(Extracted data entries)
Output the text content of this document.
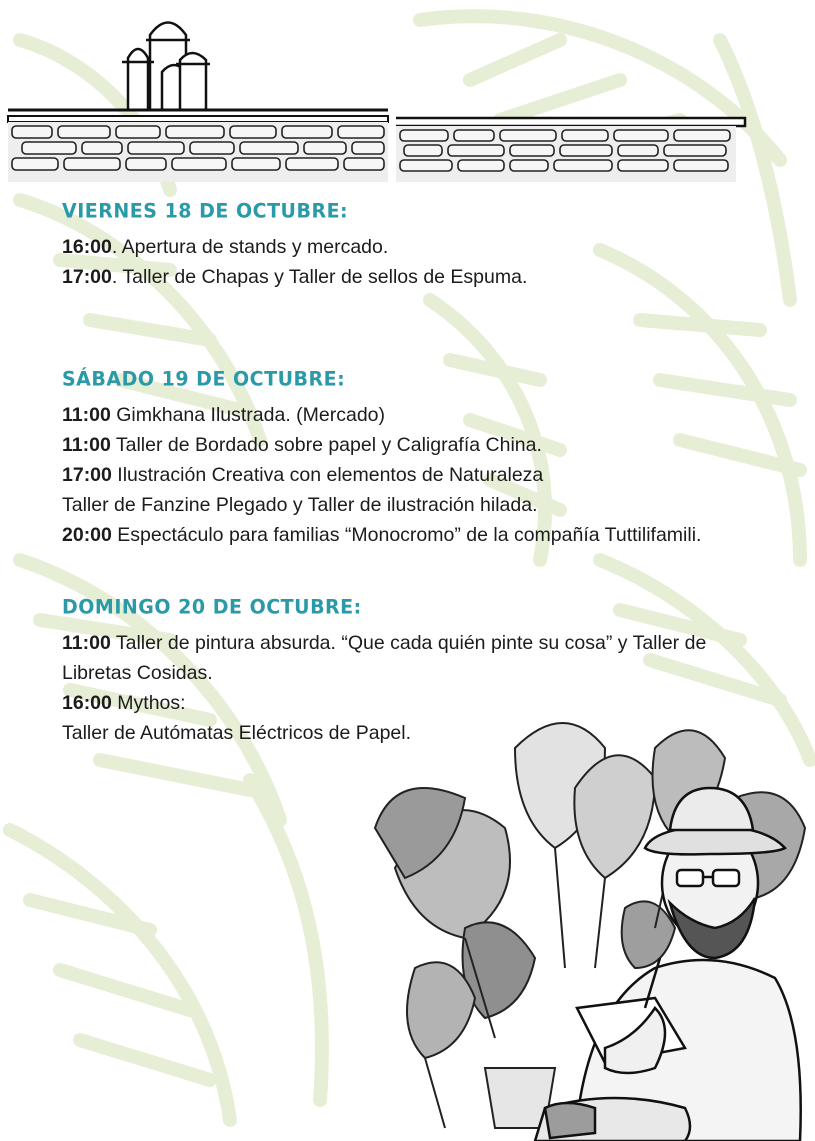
VIERNES 18 DE OCTUBRE:
16:00. Apertura de stands y mercado.
17:00. Taller de Chapas y Taller de sellos de Espuma.
SÁBADO 19 DE OCTUBRE:
11:00 Gimkhana Ilustrada. (Mercado)
11:00 Taller de Bordado sobre papel y Caligrafía China.
17:00 Ilustración Creativa con elementos de Naturaleza
Taller de Fanzine Plegado y Taller de ilustración hilada.
20:00 Espectáculo para familias “Monocromo” de la compañía Tuttilifamili.
DOMINGO 20 DE OCTUBRE:
11:00 Taller de pintura absurda. “Que cada quién pinte su cosa” y Taller de
Libretas Cosidas.
16:00 Mythos:
Taller de Autómatas Eléctricos de Papel.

| What the task requires |
Copy out the records above in full, exactly as written, but not the pictures.

| Full response |
Output the text content of this document.
VIERNES 18 DE OCTUBRE:
16:00. Apertura de stands y mercado.
17:00. Taller de Chapas y Taller de sellos de Espuma.
SÁBADO 19 DE OCTUBRE:
11:00 Gimkhana Ilustrada. (Mercado)
11:00 Taller de Bordado sobre papel y Caligrafía China.
17:00 Ilustración Creativa con elementos de Naturaleza
Taller de Fanzine Plegado y Taller de ilustración hilada.
20:00 Espectáculo para familias “Monocromo” de la compañía Tuttilifamili.
DOMINGO 20 DE OCTUBRE:
11:00 Taller de pintura absurda. “Que cada quién pinte su cosa” y Taller de
Libretas Cosidas.
16:00 Mythos:
Taller de Autómatas Eléctricos de Papel.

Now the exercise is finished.